## THE REQUEST
Look through the records below, and copy out every line that holds the string "någon".

## Extracted data entries
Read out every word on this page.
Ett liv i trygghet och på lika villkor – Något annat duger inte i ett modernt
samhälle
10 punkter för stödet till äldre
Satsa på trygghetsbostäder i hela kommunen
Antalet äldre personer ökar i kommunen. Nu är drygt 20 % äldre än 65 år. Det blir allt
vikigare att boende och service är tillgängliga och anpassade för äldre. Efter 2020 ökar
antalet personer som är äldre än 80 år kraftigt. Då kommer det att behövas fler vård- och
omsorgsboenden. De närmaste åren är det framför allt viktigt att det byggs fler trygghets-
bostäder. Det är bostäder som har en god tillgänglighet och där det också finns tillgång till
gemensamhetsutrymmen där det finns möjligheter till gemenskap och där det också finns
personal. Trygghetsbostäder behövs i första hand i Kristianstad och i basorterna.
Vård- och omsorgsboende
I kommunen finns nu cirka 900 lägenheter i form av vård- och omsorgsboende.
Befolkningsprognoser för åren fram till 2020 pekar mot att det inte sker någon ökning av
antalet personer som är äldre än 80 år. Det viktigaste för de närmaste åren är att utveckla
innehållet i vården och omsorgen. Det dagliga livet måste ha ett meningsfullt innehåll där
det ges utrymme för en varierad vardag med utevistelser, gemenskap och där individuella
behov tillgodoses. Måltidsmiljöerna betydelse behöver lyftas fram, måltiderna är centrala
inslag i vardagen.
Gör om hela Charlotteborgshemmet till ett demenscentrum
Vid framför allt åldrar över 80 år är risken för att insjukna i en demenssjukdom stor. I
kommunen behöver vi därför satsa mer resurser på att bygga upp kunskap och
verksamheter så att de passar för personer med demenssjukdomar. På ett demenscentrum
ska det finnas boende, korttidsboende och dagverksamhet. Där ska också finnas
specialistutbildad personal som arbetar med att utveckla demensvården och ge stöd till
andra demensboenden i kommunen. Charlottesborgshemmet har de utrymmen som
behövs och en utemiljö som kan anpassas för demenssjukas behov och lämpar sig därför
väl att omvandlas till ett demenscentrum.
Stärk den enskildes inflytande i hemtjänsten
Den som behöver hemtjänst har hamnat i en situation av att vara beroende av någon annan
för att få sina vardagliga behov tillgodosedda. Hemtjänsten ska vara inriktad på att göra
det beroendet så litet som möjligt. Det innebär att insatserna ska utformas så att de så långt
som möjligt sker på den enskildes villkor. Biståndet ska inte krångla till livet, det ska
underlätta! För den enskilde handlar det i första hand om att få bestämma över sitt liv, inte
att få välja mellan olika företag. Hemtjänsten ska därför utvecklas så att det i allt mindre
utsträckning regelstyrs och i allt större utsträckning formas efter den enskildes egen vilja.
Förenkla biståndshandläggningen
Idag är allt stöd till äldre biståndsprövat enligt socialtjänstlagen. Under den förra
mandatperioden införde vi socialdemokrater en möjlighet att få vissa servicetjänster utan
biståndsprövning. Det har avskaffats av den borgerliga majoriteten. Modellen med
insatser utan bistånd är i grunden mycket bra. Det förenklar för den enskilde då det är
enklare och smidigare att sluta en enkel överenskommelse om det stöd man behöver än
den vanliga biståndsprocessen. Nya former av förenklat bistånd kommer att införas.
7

## FULL SOLUTION
Befolkningsprognoser för åren fram till 2020 pekar mot att det inte sker någon ökning av
Den som behöver hemtjänst har hamnat i en situation av att vara beroende av någon annan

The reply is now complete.